- [Set exercise]: In the records that follow, locate every line with "chevron" and extract it.
__________
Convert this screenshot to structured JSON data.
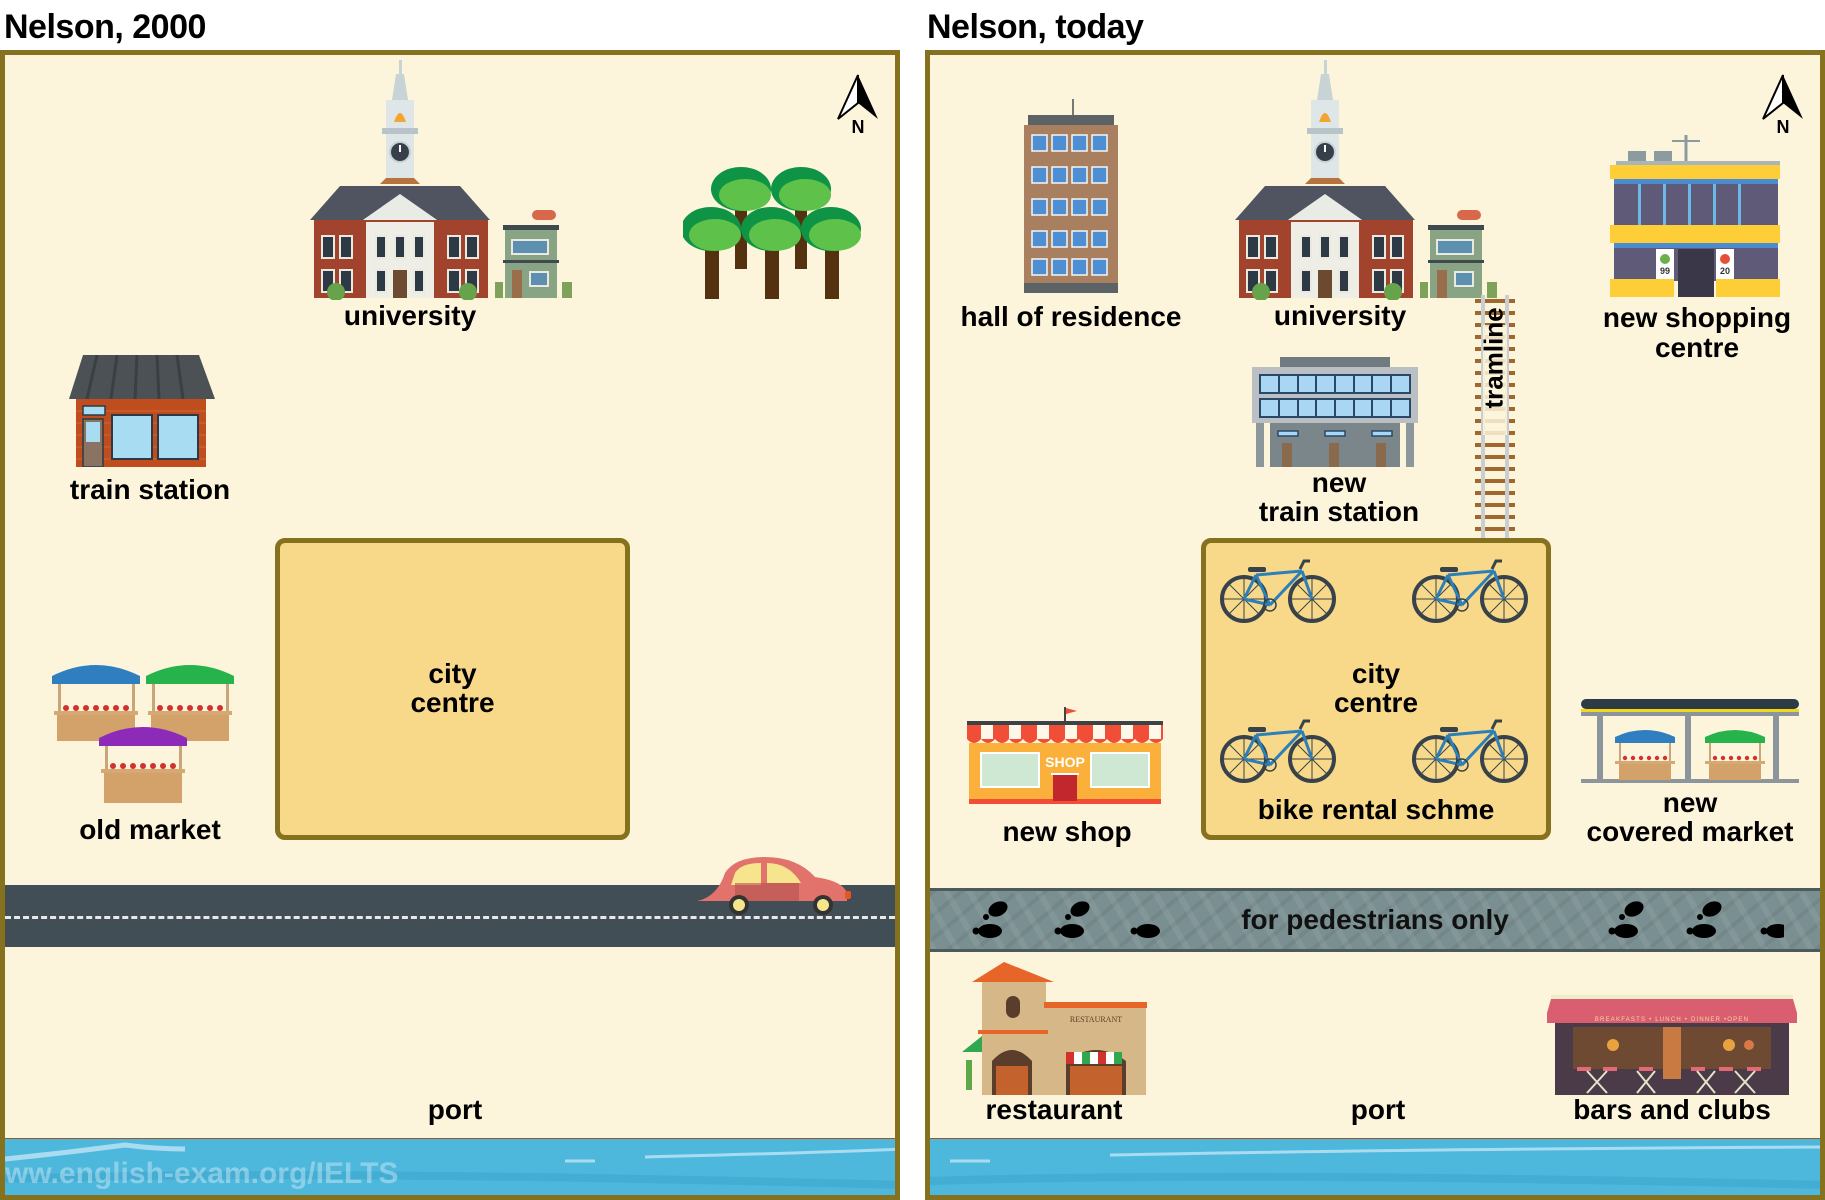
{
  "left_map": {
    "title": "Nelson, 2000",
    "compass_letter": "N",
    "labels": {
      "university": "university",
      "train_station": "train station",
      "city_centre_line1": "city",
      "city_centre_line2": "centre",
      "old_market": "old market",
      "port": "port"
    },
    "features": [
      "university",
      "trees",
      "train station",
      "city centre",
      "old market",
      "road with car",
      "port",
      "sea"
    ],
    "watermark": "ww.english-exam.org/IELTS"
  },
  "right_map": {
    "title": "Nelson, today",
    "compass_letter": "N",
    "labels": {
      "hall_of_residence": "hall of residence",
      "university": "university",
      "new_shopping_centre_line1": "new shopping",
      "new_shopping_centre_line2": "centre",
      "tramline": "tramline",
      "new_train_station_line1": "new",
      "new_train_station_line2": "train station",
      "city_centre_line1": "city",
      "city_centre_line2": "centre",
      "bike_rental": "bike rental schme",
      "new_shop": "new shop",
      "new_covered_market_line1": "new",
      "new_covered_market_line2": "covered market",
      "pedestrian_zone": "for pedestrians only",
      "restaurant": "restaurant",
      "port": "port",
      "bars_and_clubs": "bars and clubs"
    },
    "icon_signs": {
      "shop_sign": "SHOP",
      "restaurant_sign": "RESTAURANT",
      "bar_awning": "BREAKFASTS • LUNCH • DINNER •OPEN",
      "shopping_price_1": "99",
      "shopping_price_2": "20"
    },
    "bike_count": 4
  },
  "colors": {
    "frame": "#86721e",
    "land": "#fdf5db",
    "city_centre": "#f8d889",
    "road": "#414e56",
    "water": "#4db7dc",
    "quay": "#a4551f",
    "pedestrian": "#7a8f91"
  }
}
__________
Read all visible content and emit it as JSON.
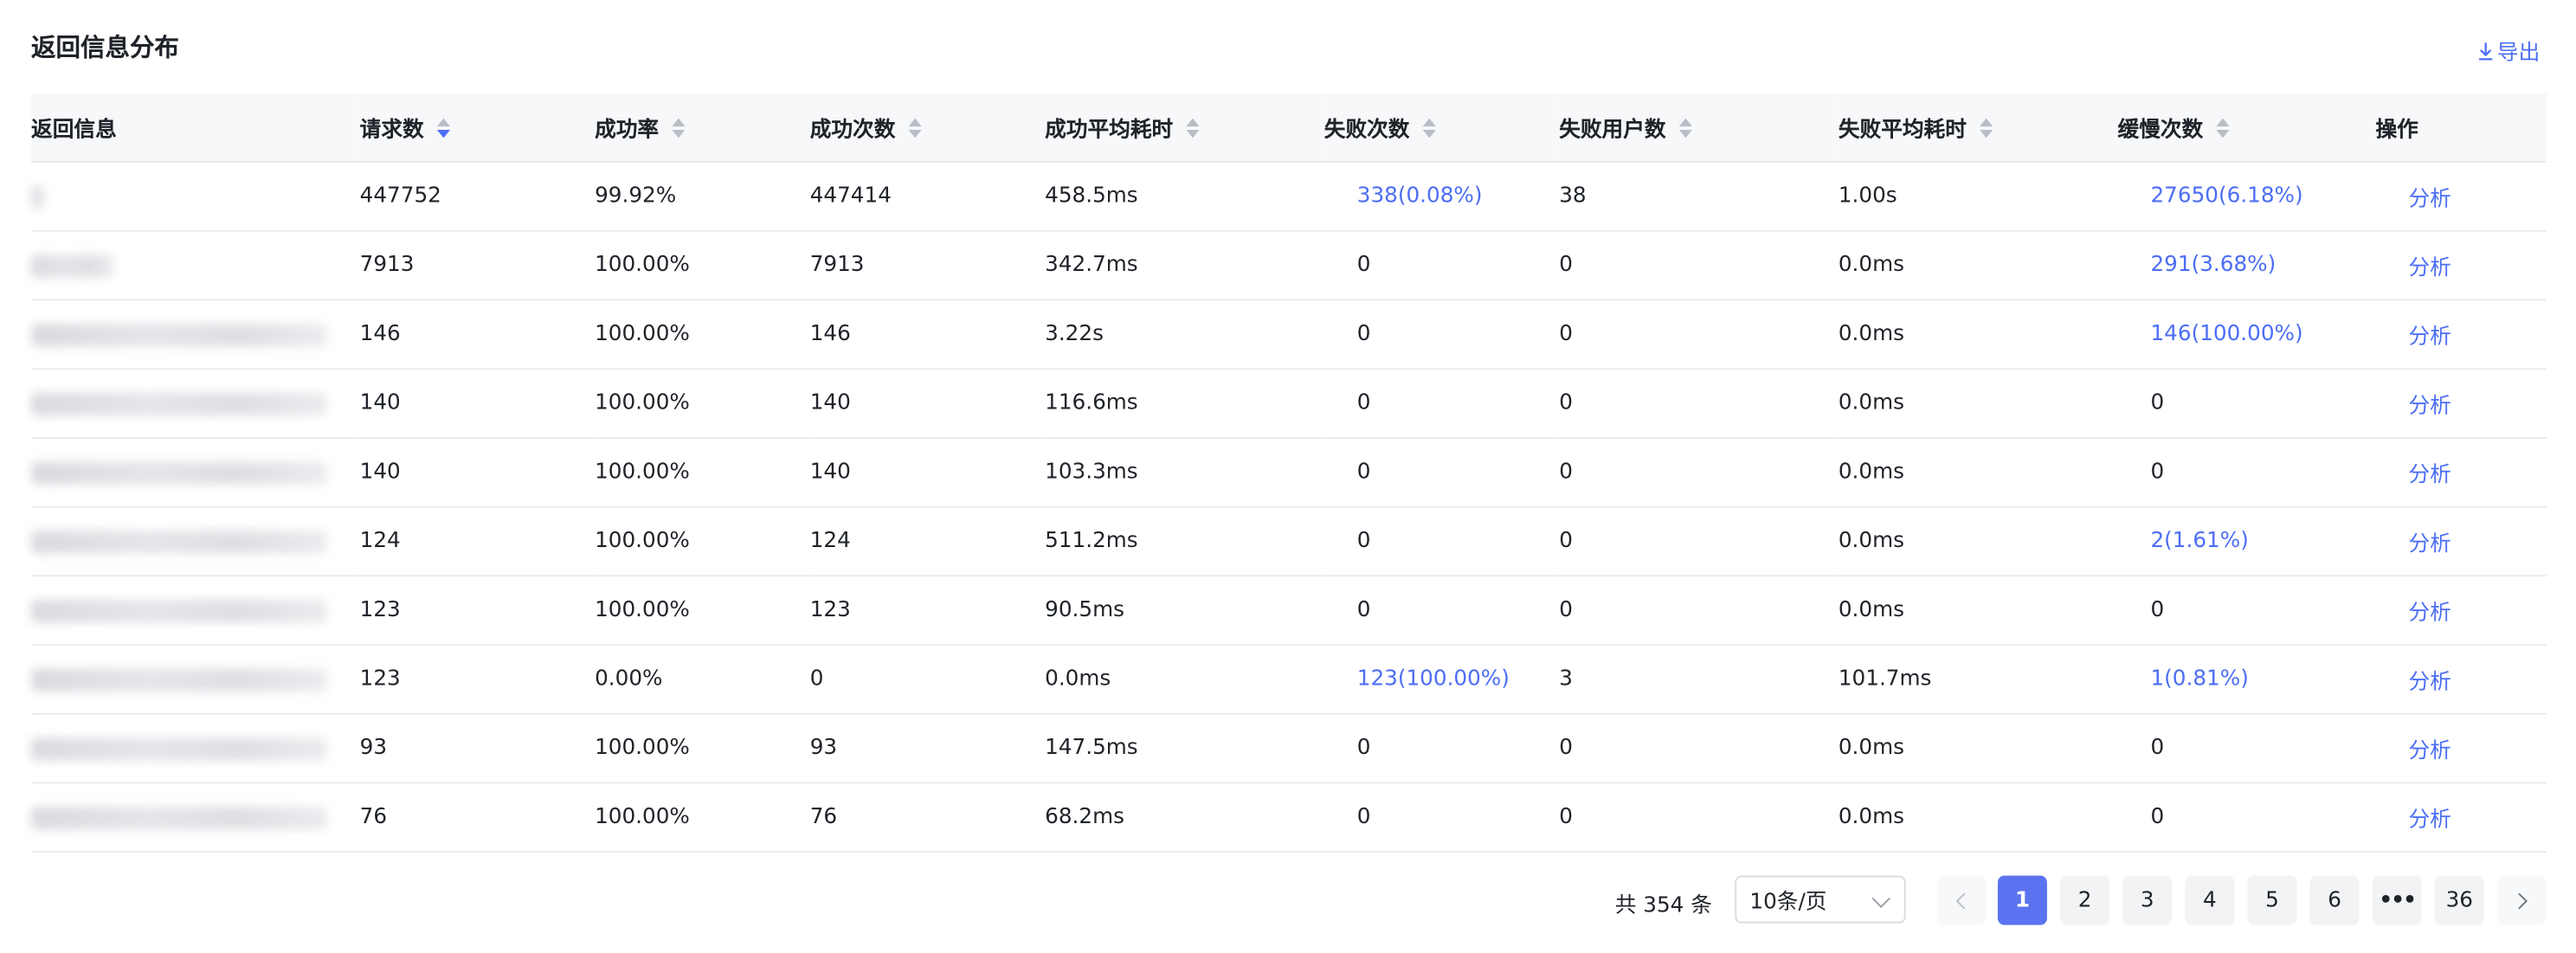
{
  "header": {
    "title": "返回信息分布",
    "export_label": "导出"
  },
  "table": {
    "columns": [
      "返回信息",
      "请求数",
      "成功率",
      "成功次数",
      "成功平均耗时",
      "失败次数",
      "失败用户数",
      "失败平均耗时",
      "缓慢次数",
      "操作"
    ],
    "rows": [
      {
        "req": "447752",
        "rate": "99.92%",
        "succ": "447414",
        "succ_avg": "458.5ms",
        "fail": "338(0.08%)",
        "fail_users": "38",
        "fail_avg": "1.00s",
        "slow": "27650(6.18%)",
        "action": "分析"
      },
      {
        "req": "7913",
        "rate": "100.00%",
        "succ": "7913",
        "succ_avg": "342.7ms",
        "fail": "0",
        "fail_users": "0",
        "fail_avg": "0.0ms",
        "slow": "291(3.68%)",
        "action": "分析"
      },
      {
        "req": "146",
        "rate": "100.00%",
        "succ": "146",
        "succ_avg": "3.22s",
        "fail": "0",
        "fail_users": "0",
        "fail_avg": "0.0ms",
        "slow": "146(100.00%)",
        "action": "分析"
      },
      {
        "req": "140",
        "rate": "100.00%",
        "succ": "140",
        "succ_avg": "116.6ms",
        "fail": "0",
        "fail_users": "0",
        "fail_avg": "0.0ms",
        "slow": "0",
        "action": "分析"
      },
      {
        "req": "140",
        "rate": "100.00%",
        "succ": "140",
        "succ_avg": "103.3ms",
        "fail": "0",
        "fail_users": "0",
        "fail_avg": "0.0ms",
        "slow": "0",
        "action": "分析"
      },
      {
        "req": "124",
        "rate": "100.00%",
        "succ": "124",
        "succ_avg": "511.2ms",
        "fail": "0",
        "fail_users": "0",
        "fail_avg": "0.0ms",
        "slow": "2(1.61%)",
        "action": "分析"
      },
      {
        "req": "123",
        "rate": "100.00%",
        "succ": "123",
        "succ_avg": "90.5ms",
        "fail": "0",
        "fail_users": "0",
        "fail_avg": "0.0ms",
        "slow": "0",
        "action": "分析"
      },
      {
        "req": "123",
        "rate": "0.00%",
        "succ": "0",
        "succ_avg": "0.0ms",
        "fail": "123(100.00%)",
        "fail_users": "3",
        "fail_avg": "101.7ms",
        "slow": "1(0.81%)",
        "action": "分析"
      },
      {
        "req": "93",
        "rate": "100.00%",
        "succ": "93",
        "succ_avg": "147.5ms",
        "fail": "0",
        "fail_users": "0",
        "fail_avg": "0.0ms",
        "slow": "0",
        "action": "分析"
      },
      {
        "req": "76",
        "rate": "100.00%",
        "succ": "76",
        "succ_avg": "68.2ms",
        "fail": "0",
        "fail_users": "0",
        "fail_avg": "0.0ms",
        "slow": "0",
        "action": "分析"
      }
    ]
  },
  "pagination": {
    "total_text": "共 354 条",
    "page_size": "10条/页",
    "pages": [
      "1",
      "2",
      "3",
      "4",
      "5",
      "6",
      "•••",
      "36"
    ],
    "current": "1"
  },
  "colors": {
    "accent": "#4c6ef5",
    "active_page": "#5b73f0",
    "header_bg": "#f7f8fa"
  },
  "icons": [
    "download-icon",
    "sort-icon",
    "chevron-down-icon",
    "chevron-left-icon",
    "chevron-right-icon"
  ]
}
__________
- [The solution]:
    "chevron-down-icon",
    "chevron-left-icon",
    "chevron-right-icon"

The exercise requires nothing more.